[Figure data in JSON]
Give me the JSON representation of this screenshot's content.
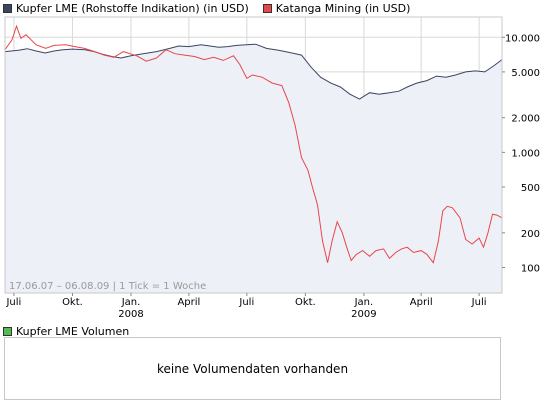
{
  "legend": [
    {
      "label": "Kupfer LME (Rohstoffe Indikation) (in USD)",
      "color": "#3a4560"
    },
    {
      "label": "Katanga Mining (in USD)",
      "color": "#e8474b"
    }
  ],
  "range_label": "17.06.07 – 06.08.09  |  1 Tick = 1 Woche",
  "volume": {
    "legend_label": "Kupfer LME Volumen",
    "legend_color": "#55bb55",
    "empty_message": "keine Volumendaten vorhanden"
  },
  "colors": {
    "copper_line": "#3a4560",
    "copper_fill": "#eef0f8",
    "katanga_line": "#e8474b",
    "grid": "#d8d8d8",
    "frame": "#c8c8c8"
  },
  "chart_data": {
    "type": "line",
    "y_scale": "log",
    "ylim": [
      60,
      15000
    ],
    "y_ticks": [
      {
        "label": "10.000",
        "value": 10000
      },
      {
        "label": "5.000",
        "value": 5000
      },
      {
        "label": "2.000",
        "value": 2000
      },
      {
        "label": "1.000",
        "value": 1000
      },
      {
        "label": "500",
        "value": 500
      },
      {
        "label": "200",
        "value": 200
      },
      {
        "label": "100",
        "value": 100
      }
    ],
    "x_range": [
      "2007-06-17",
      "2009-08-06"
    ],
    "x_ticks": [
      {
        "label": "Juli",
        "sub": "",
        "date": "2007-07-01"
      },
      {
        "label": "Okt.",
        "sub": "",
        "date": "2007-10-01"
      },
      {
        "label": "Jan.",
        "sub": "2008",
        "date": "2008-01-01"
      },
      {
        "label": "April",
        "sub": "",
        "date": "2008-04-01"
      },
      {
        "label": "Juli",
        "sub": "",
        "date": "2008-07-01"
      },
      {
        "label": "Okt.",
        "sub": "",
        "date": "2008-10-01"
      },
      {
        "label": "Jan.",
        "sub": "2009",
        "date": "2009-01-01"
      },
      {
        "label": "April",
        "sub": "",
        "date": "2009-04-01"
      },
      {
        "label": "Juli",
        "sub": "",
        "date": "2009-07-01"
      }
    ],
    "series": [
      {
        "name": "Kupfer LME (Rohstoffe Indikation) (in USD)",
        "points": [
          [
            "2007-06-17",
            7500
          ],
          [
            "2007-07-08",
            7700
          ],
          [
            "2007-07-22",
            7950
          ],
          [
            "2007-08-05",
            7600
          ],
          [
            "2007-08-19",
            7300
          ],
          [
            "2007-09-02",
            7600
          ],
          [
            "2007-09-16",
            7800
          ],
          [
            "2007-10-01",
            7900
          ],
          [
            "2007-10-21",
            7800
          ],
          [
            "2007-11-04",
            7500
          ],
          [
            "2007-11-18",
            7100
          ],
          [
            "2007-12-02",
            6800
          ],
          [
            "2007-12-16",
            6600
          ],
          [
            "2008-01-01",
            6900
          ],
          [
            "2008-01-20",
            7200
          ],
          [
            "2008-02-10",
            7500
          ],
          [
            "2008-03-02",
            8000
          ],
          [
            "2008-03-16",
            8400
          ],
          [
            "2008-04-01",
            8300
          ],
          [
            "2008-04-20",
            8600
          ],
          [
            "2008-05-04",
            8400
          ],
          [
            "2008-05-18",
            8200
          ],
          [
            "2008-06-01",
            8300
          ],
          [
            "2008-06-15",
            8500
          ],
          [
            "2008-07-01",
            8600
          ],
          [
            "2008-07-15",
            8700
          ],
          [
            "2008-08-01",
            8000
          ],
          [
            "2008-08-20",
            7700
          ],
          [
            "2008-09-10",
            7300
          ],
          [
            "2008-09-25",
            7000
          ],
          [
            "2008-10-10",
            5500
          ],
          [
            "2008-10-25",
            4500
          ],
          [
            "2008-11-10",
            4000
          ],
          [
            "2008-11-25",
            3700
          ],
          [
            "2008-12-10",
            3200
          ],
          [
            "2008-12-25",
            2900
          ],
          [
            "2009-01-10",
            3300
          ],
          [
            "2009-01-25",
            3200
          ],
          [
            "2009-02-10",
            3300
          ],
          [
            "2009-02-25",
            3400
          ],
          [
            "2009-03-10",
            3700
          ],
          [
            "2009-03-25",
            4000
          ],
          [
            "2009-04-10",
            4200
          ],
          [
            "2009-04-25",
            4600
          ],
          [
            "2009-05-10",
            4500
          ],
          [
            "2009-05-25",
            4700
          ],
          [
            "2009-06-10",
            5000
          ],
          [
            "2009-06-25",
            5100
          ],
          [
            "2009-07-10",
            5000
          ],
          [
            "2009-07-25",
            5700
          ],
          [
            "2009-08-06",
            6400
          ]
        ]
      },
      {
        "name": "Katanga Mining (in USD)",
        "points": [
          [
            "2007-06-17",
            7800
          ],
          [
            "2007-06-28",
            9500
          ],
          [
            "2007-07-05",
            12500
          ],
          [
            "2007-07-12",
            9800
          ],
          [
            "2007-07-20",
            10500
          ],
          [
            "2007-08-05",
            8600
          ],
          [
            "2007-08-20",
            8000
          ],
          [
            "2007-09-02",
            8500
          ],
          [
            "2007-09-20",
            8600
          ],
          [
            "2007-10-05",
            8300
          ],
          [
            "2007-10-20",
            8000
          ],
          [
            "2007-11-05",
            7500
          ],
          [
            "2007-11-20",
            7000
          ],
          [
            "2007-12-05",
            6700
          ],
          [
            "2007-12-20",
            7500
          ],
          [
            "2008-01-10",
            6900
          ],
          [
            "2008-01-25",
            6200
          ],
          [
            "2008-02-10",
            6600
          ],
          [
            "2008-02-25",
            7800
          ],
          [
            "2008-03-10",
            7200
          ],
          [
            "2008-03-25",
            7000
          ],
          [
            "2008-04-10",
            6800
          ],
          [
            "2008-04-25",
            6400
          ],
          [
            "2008-05-10",
            6700
          ],
          [
            "2008-05-25",
            6300
          ],
          [
            "2008-06-10",
            6900
          ],
          [
            "2008-06-20",
            5800
          ],
          [
            "2008-07-01",
            4400
          ],
          [
            "2008-07-10",
            4700
          ],
          [
            "2008-07-25",
            4500
          ],
          [
            "2008-08-10",
            4000
          ],
          [
            "2008-08-25",
            3800
          ],
          [
            "2008-09-05",
            2700
          ],
          [
            "2008-09-15",
            1700
          ],
          [
            "2008-09-25",
            900
          ],
          [
            "2008-10-05",
            700
          ],
          [
            "2008-10-12",
            500
          ],
          [
            "2008-10-20",
            350
          ],
          [
            "2008-10-28",
            170
          ],
          [
            "2008-11-05",
            110
          ],
          [
            "2008-11-12",
            170
          ],
          [
            "2008-11-20",
            250
          ],
          [
            "2008-11-28",
            200
          ],
          [
            "2008-12-05",
            150
          ],
          [
            "2008-12-12",
            115
          ],
          [
            "2008-12-20",
            130
          ],
          [
            "2008-12-30",
            140
          ],
          [
            "2009-01-10",
            125
          ],
          [
            "2009-01-20",
            140
          ],
          [
            "2009-02-01",
            145
          ],
          [
            "2009-02-10",
            120
          ],
          [
            "2009-02-20",
            135
          ],
          [
            "2009-03-01",
            145
          ],
          [
            "2009-03-10",
            150
          ],
          [
            "2009-03-20",
            135
          ],
          [
            "2009-04-01",
            140
          ],
          [
            "2009-04-10",
            130
          ],
          [
            "2009-04-20",
            110
          ],
          [
            "2009-04-28",
            170
          ],
          [
            "2009-05-05",
            310
          ],
          [
            "2009-05-12",
            340
          ],
          [
            "2009-05-20",
            330
          ],
          [
            "2009-06-01",
            270
          ],
          [
            "2009-06-10",
            175
          ],
          [
            "2009-06-20",
            160
          ],
          [
            "2009-07-01",
            180
          ],
          [
            "2009-07-08",
            150
          ],
          [
            "2009-07-15",
            200
          ],
          [
            "2009-07-22",
            290
          ],
          [
            "2009-07-29",
            285
          ],
          [
            "2009-08-06",
            270
          ]
        ]
      }
    ]
  }
}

Task instructions
Only the number is needed: state how many lines in the listing contain "Kupfer".

Exercise solution
3